§ Task prompt
Output the data below in full, character for character.

[Rows from a dataset]

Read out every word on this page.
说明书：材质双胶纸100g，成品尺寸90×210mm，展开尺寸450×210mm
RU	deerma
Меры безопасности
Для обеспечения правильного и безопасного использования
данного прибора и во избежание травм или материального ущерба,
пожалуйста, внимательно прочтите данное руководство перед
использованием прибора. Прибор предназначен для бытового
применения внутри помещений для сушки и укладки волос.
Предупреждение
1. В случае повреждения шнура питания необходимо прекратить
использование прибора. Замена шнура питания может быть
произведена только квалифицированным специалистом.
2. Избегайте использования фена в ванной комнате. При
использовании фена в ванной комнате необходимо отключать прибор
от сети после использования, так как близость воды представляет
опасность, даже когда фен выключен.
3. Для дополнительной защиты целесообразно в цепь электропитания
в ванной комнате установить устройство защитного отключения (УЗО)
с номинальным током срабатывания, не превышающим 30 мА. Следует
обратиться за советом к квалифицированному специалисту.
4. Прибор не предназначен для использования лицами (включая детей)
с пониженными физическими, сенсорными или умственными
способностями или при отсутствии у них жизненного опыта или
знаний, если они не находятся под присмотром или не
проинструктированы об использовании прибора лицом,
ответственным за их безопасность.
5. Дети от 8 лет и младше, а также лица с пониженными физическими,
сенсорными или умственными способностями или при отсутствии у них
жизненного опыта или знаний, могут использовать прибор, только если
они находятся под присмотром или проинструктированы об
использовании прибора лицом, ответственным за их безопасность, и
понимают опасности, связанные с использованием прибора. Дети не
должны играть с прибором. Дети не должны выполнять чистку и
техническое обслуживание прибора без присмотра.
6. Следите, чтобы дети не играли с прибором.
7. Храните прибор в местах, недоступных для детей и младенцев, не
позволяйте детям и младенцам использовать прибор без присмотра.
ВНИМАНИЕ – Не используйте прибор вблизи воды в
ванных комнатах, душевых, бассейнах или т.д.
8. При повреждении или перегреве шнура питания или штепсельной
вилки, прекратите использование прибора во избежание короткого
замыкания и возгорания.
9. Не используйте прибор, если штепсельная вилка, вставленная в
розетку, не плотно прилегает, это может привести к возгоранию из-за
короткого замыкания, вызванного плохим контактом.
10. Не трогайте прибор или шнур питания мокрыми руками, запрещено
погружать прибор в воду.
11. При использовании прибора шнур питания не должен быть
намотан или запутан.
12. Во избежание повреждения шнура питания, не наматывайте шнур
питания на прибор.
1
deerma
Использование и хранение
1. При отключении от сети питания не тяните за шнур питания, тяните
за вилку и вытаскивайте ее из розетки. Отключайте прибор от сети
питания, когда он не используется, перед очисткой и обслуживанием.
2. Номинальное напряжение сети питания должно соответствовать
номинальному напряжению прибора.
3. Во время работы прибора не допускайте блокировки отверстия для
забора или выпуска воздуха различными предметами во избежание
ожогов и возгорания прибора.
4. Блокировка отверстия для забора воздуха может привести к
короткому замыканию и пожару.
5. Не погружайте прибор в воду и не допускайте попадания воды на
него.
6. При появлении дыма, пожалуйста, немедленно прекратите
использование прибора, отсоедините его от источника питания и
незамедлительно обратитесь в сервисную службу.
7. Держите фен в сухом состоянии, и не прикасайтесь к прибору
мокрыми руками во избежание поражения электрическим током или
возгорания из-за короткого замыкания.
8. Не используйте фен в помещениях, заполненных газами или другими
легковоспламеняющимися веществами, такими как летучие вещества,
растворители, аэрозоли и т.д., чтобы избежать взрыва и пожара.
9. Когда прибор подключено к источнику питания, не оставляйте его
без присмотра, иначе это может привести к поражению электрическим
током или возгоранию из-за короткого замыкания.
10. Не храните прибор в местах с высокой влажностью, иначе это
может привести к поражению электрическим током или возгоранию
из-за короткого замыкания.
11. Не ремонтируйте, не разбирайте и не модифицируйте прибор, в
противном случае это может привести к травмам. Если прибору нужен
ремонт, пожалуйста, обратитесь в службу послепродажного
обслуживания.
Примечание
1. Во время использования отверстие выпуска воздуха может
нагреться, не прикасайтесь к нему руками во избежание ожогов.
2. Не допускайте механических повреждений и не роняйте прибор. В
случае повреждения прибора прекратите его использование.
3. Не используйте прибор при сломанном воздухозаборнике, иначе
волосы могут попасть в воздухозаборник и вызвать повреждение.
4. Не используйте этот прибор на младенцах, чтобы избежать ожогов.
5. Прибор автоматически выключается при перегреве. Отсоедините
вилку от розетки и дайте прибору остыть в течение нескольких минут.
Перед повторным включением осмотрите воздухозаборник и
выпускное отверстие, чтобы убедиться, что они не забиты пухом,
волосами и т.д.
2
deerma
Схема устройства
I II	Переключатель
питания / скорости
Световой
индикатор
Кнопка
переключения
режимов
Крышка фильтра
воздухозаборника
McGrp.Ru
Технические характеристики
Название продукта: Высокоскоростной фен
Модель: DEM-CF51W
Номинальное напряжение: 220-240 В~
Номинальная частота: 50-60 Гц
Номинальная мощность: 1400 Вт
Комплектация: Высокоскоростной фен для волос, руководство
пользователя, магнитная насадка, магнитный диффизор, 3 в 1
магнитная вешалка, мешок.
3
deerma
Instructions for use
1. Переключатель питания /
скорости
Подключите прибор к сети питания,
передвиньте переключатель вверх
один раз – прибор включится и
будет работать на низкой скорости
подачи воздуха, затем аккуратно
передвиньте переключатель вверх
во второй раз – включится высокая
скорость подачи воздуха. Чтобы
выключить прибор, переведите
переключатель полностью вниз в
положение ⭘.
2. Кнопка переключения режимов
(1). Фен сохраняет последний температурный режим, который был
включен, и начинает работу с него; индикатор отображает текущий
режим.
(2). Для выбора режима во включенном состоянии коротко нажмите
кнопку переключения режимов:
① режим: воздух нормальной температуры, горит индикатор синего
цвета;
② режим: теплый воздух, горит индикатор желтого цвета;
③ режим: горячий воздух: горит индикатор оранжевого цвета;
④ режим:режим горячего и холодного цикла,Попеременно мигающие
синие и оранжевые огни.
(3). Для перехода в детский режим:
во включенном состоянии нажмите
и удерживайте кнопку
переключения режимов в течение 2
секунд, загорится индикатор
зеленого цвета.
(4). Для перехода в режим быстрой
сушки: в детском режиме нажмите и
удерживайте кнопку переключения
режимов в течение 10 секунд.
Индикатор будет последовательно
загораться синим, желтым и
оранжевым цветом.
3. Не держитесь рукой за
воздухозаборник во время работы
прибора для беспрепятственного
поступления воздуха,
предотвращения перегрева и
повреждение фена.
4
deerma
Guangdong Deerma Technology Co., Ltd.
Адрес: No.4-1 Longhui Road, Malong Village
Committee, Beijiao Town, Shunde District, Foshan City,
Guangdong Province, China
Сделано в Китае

§ Written solution
Read out every word on this page.
说明书：材质双胶纸100g，成品尺寸90×210mm，展开尺寸450×210mm
RU	deerma
Меры безопасности
Для обеспечения правильного и безопасного использования
данного прибора и во избежание травм или материального ущерба,
пожалуйста, внимательно прочтите данное руководство перед
использованием прибора. Прибор предназначен для бытового
применения внутри помещений для сушки и укладки волос.
Предупреждение
1. В случае повреждения шнура питания необходимо прекратить
использование прибора. Замена шнура питания может быть
произведена только квалифицированным специалистом.
2. Избегайте использования фена в ванной комнате. При
использовании фена в ванной комнате необходимо отключать прибор
от сети после использования, так как близость воды представляет
опасность, даже когда фен выключен.
3. Для дополнительной защиты целесообразно в цепь электропитания
в ванной комнате установить устройство защитного отключения (УЗО)
с номинальным током срабатывания, не превышающим 30 мА. Следует
обратиться за советом к квалифицированному специалисту.
4. Прибор не предназначен для использования лицами (включая детей)
с пониженными физическими, сенсорными или умственными
способностями или при отсутствии у них жизненного опыта или
знаний, если они не находятся под присмотром или не
проинструктированы об использовании прибора лицом,
ответственным за их безопасность.
5. Дети от 8 лет и младше, а также лица с пониженными физическими,
сенсорными или умственными способностями или при отсутствии у них
жизненного опыта или знаний, могут использовать прибор, только если
они находятся под присмотром или проинструктированы об
использовании прибора лицом, ответственным за их безопасность, и
понимают опасности, связанные с использованием прибора. Дети не
должны играть с прибором. Дети не должны выполнять чистку и
техническое обслуживание прибора без присмотра.
6. Следите, чтобы дети не играли с прибором.
7. Храните прибор в местах, недоступных для детей и младенцев, не
позволяйте детям и младенцам использовать прибор без присмотра.
ВНИМАНИЕ – Не используйте прибор вблизи воды в
ванных комнатах, душевых, бассейнах или т.д.
8. При повреждении или перегреве шнура питания или штепсельной
вилки, прекратите использование прибора во избежание короткого
замыкания и возгорания.
9. Не используйте прибор, если штепсельная вилка, вставленная в
розетку, не плотно прилегает, это может привести к возгоранию из-за
короткого замыкания, вызванного плохим контактом.
10. Не трогайте прибор или шнур питания мокрыми руками, запрещено
погружать прибор в воду.
11. При использовании прибора шнур питания не должен быть
намотан или запутан.
12. Во избежание повреждения шнура питания, не наматывайте шнур
питания на прибор.
1
deerma
Использование и хранение
1. При отключении от сети питания не тяните за шнур питания, тяните
за вилку и вытаскивайте ее из розетки. Отключайте прибор от сети
питания, когда он не используется, перед очисткой и обслуживанием.
2. Номинальное напряжение сети питания должно соответствовать
номинальному напряжению прибора.
3. Во время работы прибора не допускайте блокировки отверстия для
забора или выпуска воздуха различными предметами во избежание
ожогов и возгорания прибора.
4. Блокировка отверстия для забора воздуха может привести к
короткому замыканию и пожару.
5. Не погружайте прибор в воду и не допускайте попадания воды на
него.
6. При появлении дыма, пожалуйста, немедленно прекратите
использование прибора, отсоедините его от источника питания и
незамедлительно обратитесь в сервисную службу.
7. Держите фен в сухом состоянии, и не прикасайтесь к прибору
мокрыми руками во избежание поражения электрическим током или
возгорания из-за короткого замыкания.
8. Не используйте фен в помещениях, заполненных газами или другими
легковоспламеняющимися веществами, такими как летучие вещества,
растворители, аэрозоли и т.д., чтобы избежать взрыва и пожара.
9. Когда прибор подключено к источнику питания, не оставляйте его
без присмотра, иначе это может привести к поражению электрическим
током или возгоранию из-за короткого замыкания.
10. Не храните прибор в местах с высокой влажностью, иначе это
может привести к поражению электрическим током или возгоранию
из-за короткого замыкания.
11. Не ремонтируйте, не разбирайте и не модифицируйте прибор, в
противном случае это может привести к травмам. Если прибору нужен
ремонт, пожалуйста, обратитесь в службу послепродажного
обслуживания.
Примечание
1. Во время использования отверстие выпуска воздуха может
нагреться, не прикасайтесь к нему руками во избежание ожогов.
2. Не допускайте механических повреждений и не роняйте прибор. В
случае повреждения прибора прекратите его использование.
3. Не используйте прибор при сломанном воздухозаборнике, иначе
волосы могут попасть в воздухозаборник и вызвать повреждение.
4. Не используйте этот прибор на младенцах, чтобы избежать ожогов.
5. Прибор автоматически выключается при перегреве. Отсоедините
вилку от розетки и дайте прибору остыть в течение нескольких минут.
Перед повторным включением осмотрите воздухозаборник и
выпускное отверстие, чтобы убедиться, что они не забиты пухом,
волосами и т.д.
2
deerma
Схема устройства
I II	Переключатель
питания / скорости
Световой
индикатор
Кнопка
переключения
режимов
Крышка фильтра
воздухозаборника
McGrp.Ru
Технические характеристики
Название продукта: Высокоскоростной фен
Модель: DEM-CF51W
Номинальное напряжение: 220-240 В~
Номинальная частота: 50-60 Гц
Номинальная мощность: 1400 Вт
Комплектация: Высокоскоростной фен для волос, руководство
пользователя, магнитная насадка, магнитный диффизор, 3 в 1
магнитная вешалка, мешок.
3
deerma
Instructions for use
1. Переключатель питания /
скорости
Подключите прибор к сети питания,
передвиньте переключатель вверх
один раз – прибор включится и
будет работать на низкой скорости
подачи воздуха, затем аккуратно
передвиньте переключатель вверх
во второй раз – включится высокая
скорость подачи воздуха. Чтобы
выключить прибор, переведите
переключатель полностью вниз в
положение ⭘.
2. Кнопка переключения режимов
(1). Фен сохраняет последний температурный режим, который был
включен, и начинает работу с него; индикатор отображает текущий
режим.
(2). Для выбора режима во включенном состоянии коротко нажмите
кнопку переключения режимов:
① режим: воздух нормальной температуры, горит индикатор синего
цвета;
② режим: теплый воздух, горит индикатор желтого цвета;
③ режим: горячий воздух: горит индикатор оранжевого цвета;
④ режим:режим горячего и холодного цикла,Попеременно мигающие
синие и оранжевые огни.
(3). Для перехода в детский режим:
во включенном состоянии нажмите
и удерживайте кнопку
переключения режимов в течение 2
секунд, загорится индикатор
зеленого цвета.
(4). Для перехода в режим быстрой
сушки: в детском режиме нажмите и
удерживайте кнопку переключения
режимов в течение 10 секунд.
Индикатор будет последовательно
загораться синим, желтым и
оранжевым цветом.
3. Не держитесь рукой за
воздухозаборник во время работы
прибора для беспрепятственного
поступления воздуха,
предотвращения перегрева и
повреждение фена.
4
deerma
Guangdong Deerma Technology Co., Ltd.
Адрес: No.4-1 Longhui Road, Malong Village
Committee, Beijiao Town, Shunde District, Foshan City,
Guangdong Province, China
Сделано в Китае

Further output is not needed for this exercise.